**Written instruction**
Write what comes next in the text below on the Assessing Officer's reasons for reopening the assessment, picking up after its last sentence.

**Reading text**
━━━

14.2 The second contention of assessee towards borrowed satisfaction of the AO merely on the basis of certain information received from other AO is also apparently without any force. On perusal of the reasons recorded for reopening of the assessment, it becomes crystal clear that certain seized papers were found from the possession of the third party i.e. searched person which alleged certain surreptitious unaccounted cash transactions between the assessee and the searched person. The AO has clearly indicated that the seized documents were duly analyzed by him. Furthermore, from para 10 of the reasons recorded, it is noticed that on receipt of the information from the AO of the searched person, a pre-verification exercise of records of the assessee was also carried out to ascertain the facts indicated in the seized material. It is only after verification of the seized documents qua the records of the assessee, the action was initiated under s.147/ s. 148 of the Act. Thus, these facts clearly suggest that the AO exerted himself on the information received from the AO of searched person and formed his own and independent prima facie belief on purported escapement of income.


It is noticed that the AO has set out the facts in great length in the reasons recorded which overtly indicate the requisite application of mind reasonably expected from AO at the stage of commencement on proceedings under s.147 of the Act. In the circumstances, when seen holistically, the belief of the AO is clearly an independent belief and cannot be labeled as a borrowed satisfaction or a satisfaction without any application of mind.

━━━

**Source excerpt**

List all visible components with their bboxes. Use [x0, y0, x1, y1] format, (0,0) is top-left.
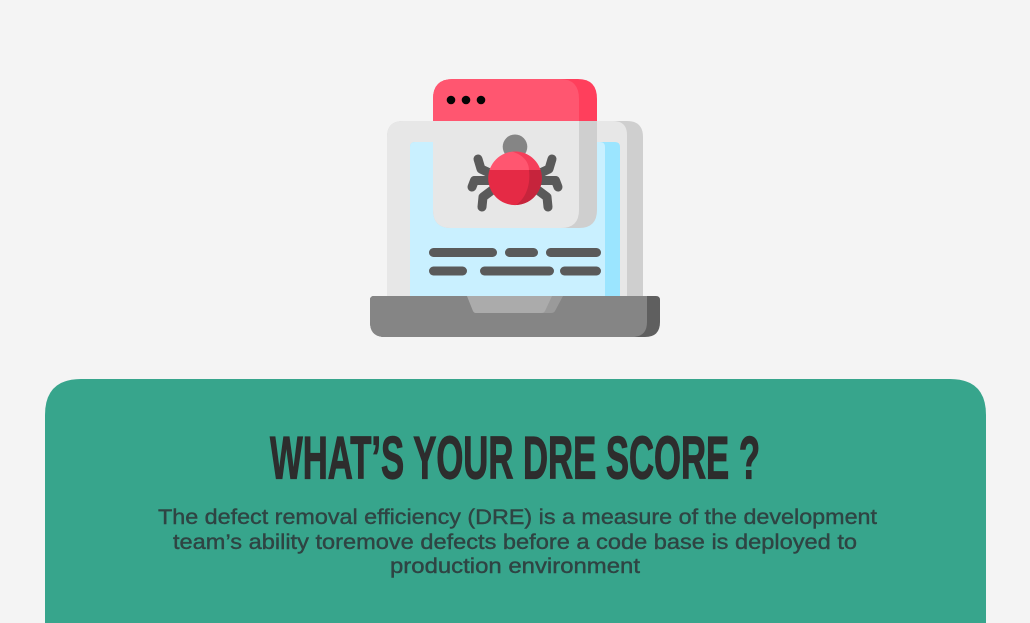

━━━

**Result**
14.3 The third plea assailing the action of the AO taken under s.147 of the Act on the grounds of change of opinion is apparently a damp squib. As seen in the instant case, a search and survey was conducted at the premises of Venus Group and certain documents were seized. These documents alleged that certain clandestine transactions have been entered between the assessee and Venus Group which remained unrecorded in the regular books maintained by both the parties. Such seized material gathered in the course of search proceedings subsequent to original assessment proceedings added an entirely new dimension to the set of transactions towards credits/advances recorded in regular books by the Assessee and subjected to scrutiny earlier. The facts revealed in the seized documents/ statements claiming to reveal untruthfulness in the entries recorded by AO in regular books did not present to the mind of the AO in the course of original proceedings. The AO simply could not be expected to put blinkers on his eyes and ignore information just for the reason that the transactions through banking channel as recorded in books were earlier subjected to scrutiny.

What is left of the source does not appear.